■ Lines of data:
>>>>

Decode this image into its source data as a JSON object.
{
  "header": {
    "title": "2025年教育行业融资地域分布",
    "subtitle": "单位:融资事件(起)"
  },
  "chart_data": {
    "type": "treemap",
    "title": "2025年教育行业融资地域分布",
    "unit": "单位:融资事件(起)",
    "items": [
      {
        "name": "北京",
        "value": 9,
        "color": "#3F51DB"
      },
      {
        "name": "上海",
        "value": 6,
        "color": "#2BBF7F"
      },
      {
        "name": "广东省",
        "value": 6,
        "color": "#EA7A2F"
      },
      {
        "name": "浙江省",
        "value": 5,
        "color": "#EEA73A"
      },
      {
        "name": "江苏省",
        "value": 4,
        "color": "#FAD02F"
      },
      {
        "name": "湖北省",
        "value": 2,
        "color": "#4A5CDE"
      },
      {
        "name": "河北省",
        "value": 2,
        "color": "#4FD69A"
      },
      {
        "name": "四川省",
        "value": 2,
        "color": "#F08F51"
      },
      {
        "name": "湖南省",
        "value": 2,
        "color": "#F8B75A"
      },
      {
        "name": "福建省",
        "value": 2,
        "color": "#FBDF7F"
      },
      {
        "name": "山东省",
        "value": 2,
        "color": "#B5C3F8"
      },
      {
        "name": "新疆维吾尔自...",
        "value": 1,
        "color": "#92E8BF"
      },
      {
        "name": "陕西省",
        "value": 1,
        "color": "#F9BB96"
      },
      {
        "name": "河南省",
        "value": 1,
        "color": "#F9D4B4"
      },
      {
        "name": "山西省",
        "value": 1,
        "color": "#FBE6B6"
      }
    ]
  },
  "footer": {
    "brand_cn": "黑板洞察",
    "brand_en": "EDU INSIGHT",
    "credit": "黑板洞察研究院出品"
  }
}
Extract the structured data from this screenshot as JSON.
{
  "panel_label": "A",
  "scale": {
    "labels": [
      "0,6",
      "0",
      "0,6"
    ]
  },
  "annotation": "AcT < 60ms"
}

<<<<

■ Task to carry out:
Check each line above for the string "JSON" and show the ones that have it.

■ Result of the exercise:
Decode this image into its source data as a JSON object.
Extract the structured data from this screenshot as JSON.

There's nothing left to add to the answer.